# START OF Given entries

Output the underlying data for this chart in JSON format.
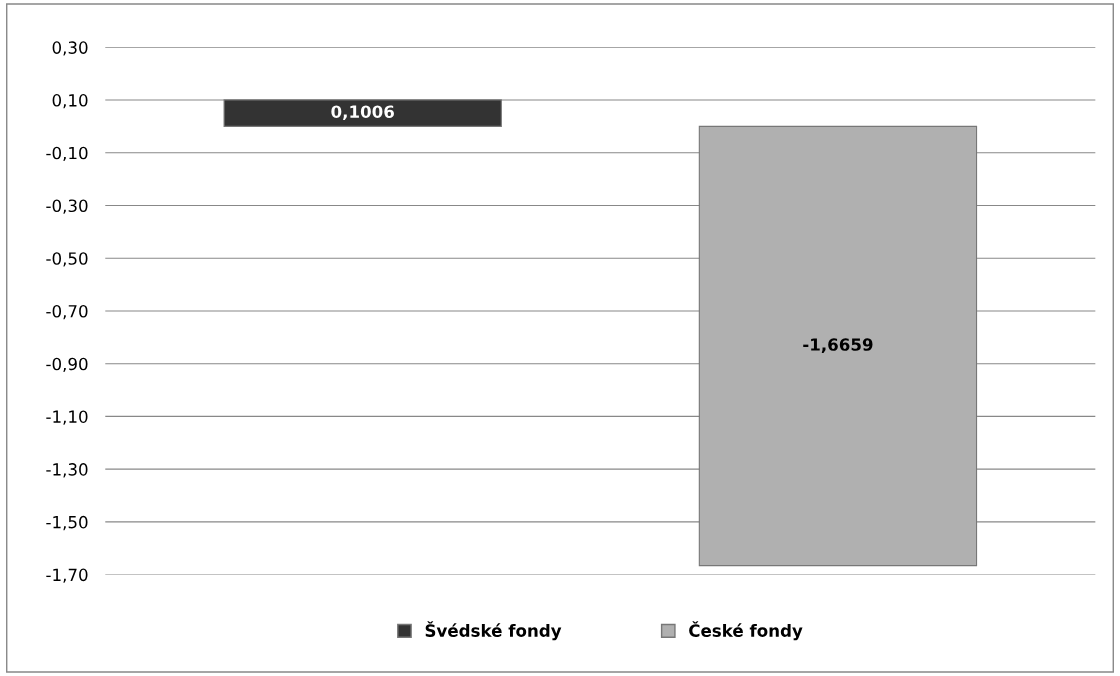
{
  "chart_data": {
    "type": "bar",
    "categories": [
      null
    ],
    "series": [
      {
        "name": "Švédské fondy",
        "color": "#333333",
        "values": [
          0.1006
        ],
        "value_labels": [
          "0,1006"
        ]
      },
      {
        "name": "České fondy",
        "color": "#b0b0b0",
        "values": [
          -1.6659
        ],
        "value_labels": [
          "-1,6659"
        ]
      }
    ],
    "ylim": [
      -1.7,
      0.3
    ],
    "yticks": [
      {
        "value": -1.7,
        "label": "-1,70"
      },
      {
        "value": -1.5,
        "label": "-1,50"
      },
      {
        "value": -1.3,
        "label": "-1,30"
      },
      {
        "value": -1.1,
        "label": "-1,10"
      },
      {
        "value": -0.9,
        "label": "-0,90"
      },
      {
        "value": -0.7,
        "label": "-0,70"
      },
      {
        "value": -0.5,
        "label": "-0,50"
      },
      {
        "value": -0.3,
        "label": "-0,30"
      },
      {
        "value": -0.1,
        "label": "-0,10"
      },
      {
        "value": 0.1,
        "label": "0,10"
      },
      {
        "value": 0.3,
        "label": "0,30"
      }
    ],
    "grid": "y",
    "legend": "bottom"
  }
}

# END OF Given entries

■ **Description of the task**: Leave the pictures out and reproduce each record exactly as written.

■ **Finished exercise**:
Output the underlying data for this chart in JSON format.
{
  "chart_data": {
    "type": "bar",
    "categories": [
      null
    ],
    "series": [
      {
        "name": "Švédské fondy",
        "color": "#333333",
        "values": [
          0.1006
        ],
        "value_labels": [
          "0,1006"
        ]
      },
      {
        "name": "České fondy",
        "color": "#b0b0b0",
        "values": [
          -1.6659
        ],
        "value_labels": [
          "-1,6659"
        ]
      }
    ],
    "ylim": [
      -1.7,
      0.3
    ],
    "yticks": [
      {
        "value": -1.7,
        "label": "-1,70"
      },
      {
        "value": -1.5,
        "label": "-1,50"
      },
      {
        "value": -1.3,
        "label": "-1,30"
      },
      {
        "value": -1.1,
        "label": "-1,10"
      },
      {
        "value": -0.9,
        "label": "-0,90"
      },
      {
        "value": -0.7,
        "label": "-0,70"
      },
      {
        "value": -0.5,
        "label": "-0,50"
      },
      {
        "value": -0.3,
        "label": "-0,30"
      },
      {
        "value": -0.1,
        "label": "-0,10"
      },
      {
        "value": 0.1,
        "label": "0,10"
      },
      {
        "value": 0.3,
        "label": "0,30"
      }
    ],
    "grid": "y",
    "legend": "bottom"
  }
}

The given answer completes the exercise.